◆ Source data ◆
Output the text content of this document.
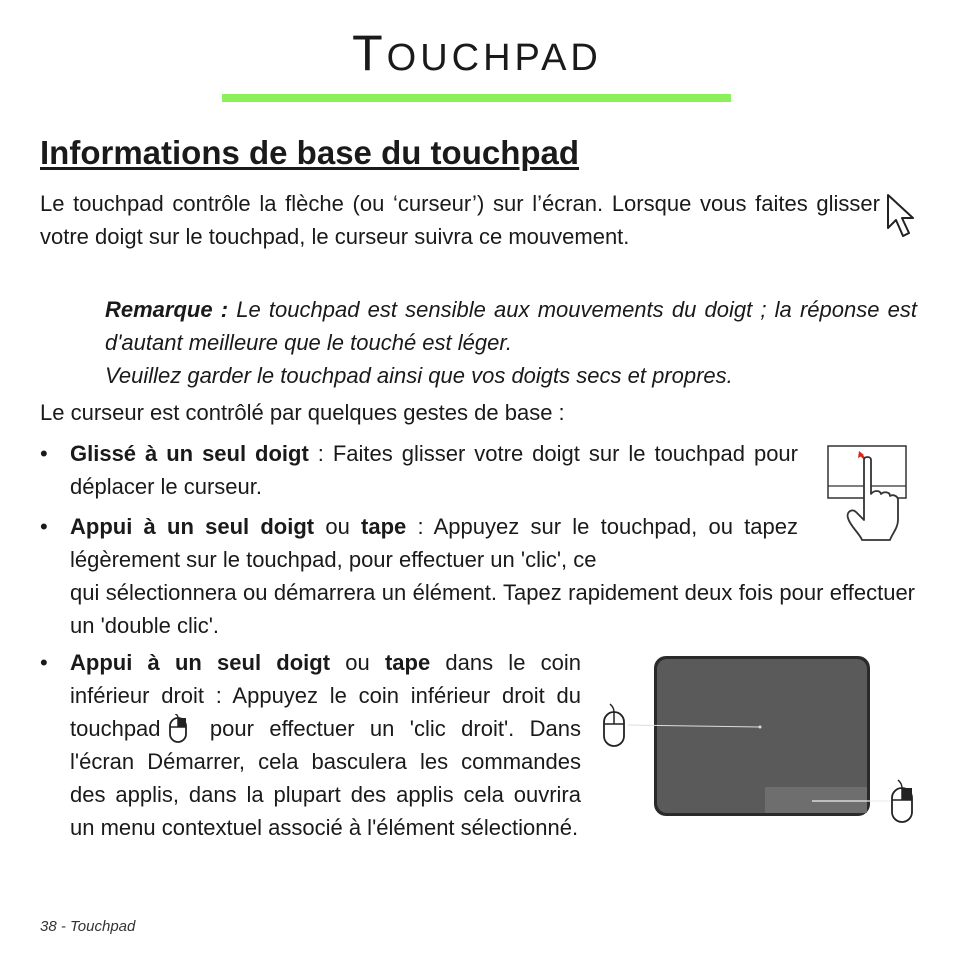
TOUCHPAD
Informations de base du touchpad
Le touchpad contrôle la flèche (ou ‘curseur’) sur l’écran. Lorsque vous faites glisser votre doigt sur le touchpad, le curseur suivra ce mouvement.
Remarque : Le touchpad est sensible aux mouvements du doigt ; la réponse est d'autant meilleure que le touché est léger.
Veuillez garder le touchpad ainsi que vos doigts secs et propres.
Le curseur est contrôlé par quelques gestes de base :
• Glissé à un seul doigt : Faites glisser votre doigt sur le touchpad pour déplacer le curseur.
• Appui à un seul doigt ou tape : Appuyez sur le touchpad, ou tapez légèrement sur le touchpad, pour effectuer un 'clic', ce
qui sélectionnera ou démarrera un élément. Tapez rapidement deux fois pour effectuer un 'double clic'.
• Appui à un seul doigt ou tape dans le coin inférieur droit : Appuyez le coin inférieur droit du touchpad pour effectuer un 'clic droit'. Dans l'écran Démarrer, cela basculera les commandes des applis, dans la plupart des applis cela ouvrira un menu contextuel associé à l'élément sélectionné.
38 - Touchpad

◆ Set exercise ◆
Repeat the lines above exactly, and keep every picture out.

◆ Exercise solution ◆
Output the text content of this document.
TOUCHPAD
Informations de base du touchpad
Le touchpad contrôle la flèche (ou ‘curseur’) sur l’écran. Lorsque vous faites glisser votre doigt sur le touchpad, le curseur suivra ce mouvement.
Remarque : Le touchpad est sensible aux mouvements du doigt ; la réponse est d'autant meilleure que le touché est léger.
Veuillez garder le touchpad ainsi que vos doigts secs et propres.
Le curseur est contrôlé par quelques gestes de base :
• Glissé à un seul doigt : Faites glisser votre doigt sur le touchpad pour déplacer le curseur.
• Appui à un seul doigt ou tape : Appuyez sur le touchpad, ou tapez légèrement sur le touchpad, pour effectuer un 'clic', ce
qui sélectionnera ou démarrera un élément. Tapez rapidement deux fois pour effectuer un 'double clic'.
• Appui à un seul doigt ou tape dans le coin inférieur droit : Appuyez le coin inférieur droit du touchpad pour effectuer un 'clic droit'. Dans l'écran Démarrer, cela basculera les commandes des applis, dans la plupart des applis cela ouvrira un menu contextuel associé à l'élément sélectionné.
38 - Touchpad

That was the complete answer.